Given records.
>> Start

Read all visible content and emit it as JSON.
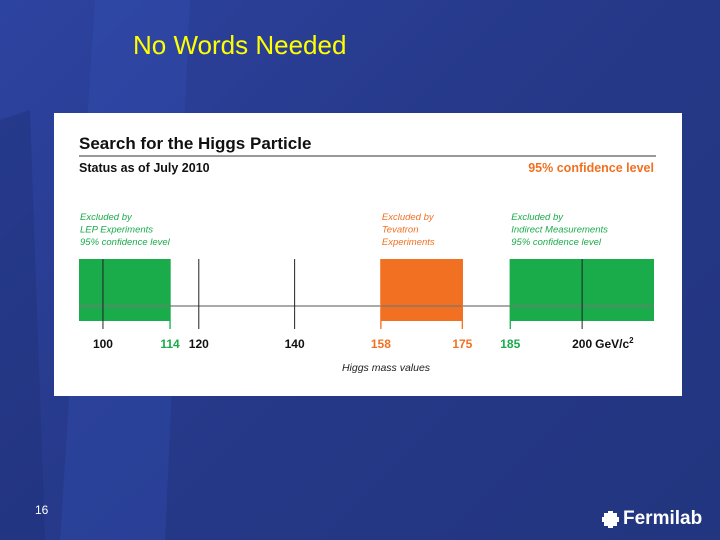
{
  "slide": {
    "title": "No Words Needed",
    "page_number": "16",
    "logo_text": "Fermilab"
  },
  "figure": {
    "heading": "Search for the Higgs Particle",
    "status": "Status as of July 2010",
    "confidence": "95% confidence level",
    "axis_title": "Higgs mass values",
    "unit_label": "GeV/c",
    "unit_exponent": "2",
    "regions": [
      {
        "name": "lep",
        "lines": [
          "Excluded by",
          "LEP Experiments",
          "95% confidence level"
        ],
        "from": 95,
        "to": 114,
        "color": "#1aab4b"
      },
      {
        "name": "tevatron",
        "lines": [
          "Excluded by",
          "Tevatron",
          "Experiments"
        ],
        "from": 158,
        "to": 175,
        "color": "#f27022"
      },
      {
        "name": "indirect",
        "lines": [
          "Excluded by",
          "Indirect Measurements",
          "95% confidence level"
        ],
        "from": 185,
        "to": 215,
        "color": "#1aab4b"
      }
    ],
    "ticks": [
      {
        "value": 100,
        "label": "100",
        "color": "#111111"
      },
      {
        "value": 114,
        "label": "114",
        "color": "#1aab4b"
      },
      {
        "value": 120,
        "label": "120",
        "color": "#111111"
      },
      {
        "value": 140,
        "label": "140",
        "color": "#111111"
      },
      {
        "value": 158,
        "label": "158",
        "color": "#f27022"
      },
      {
        "value": 175,
        "label": "175",
        "color": "#f27022"
      },
      {
        "value": 185,
        "label": "185",
        "color": "#1aab4b"
      },
      {
        "value": 200,
        "label": "200",
        "color": "#111111"
      }
    ],
    "axis_range": [
      95,
      215
    ],
    "colors": {
      "green": "#1aab4b",
      "orange": "#f27022",
      "heading": "#111111",
      "accent": "#f27022"
    }
  }
}
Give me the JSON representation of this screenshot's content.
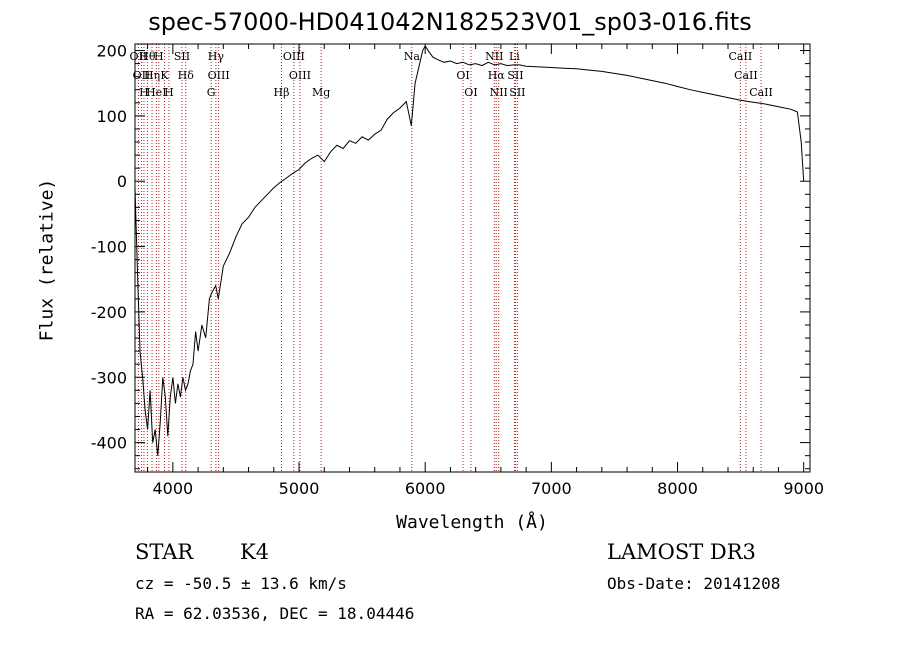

>> End

Problem to solve. Show every line where the string "content" appears.

Output for this task.
Read all visible content and emit it as JSON.
Give me the JSON representation of this screenshot's content.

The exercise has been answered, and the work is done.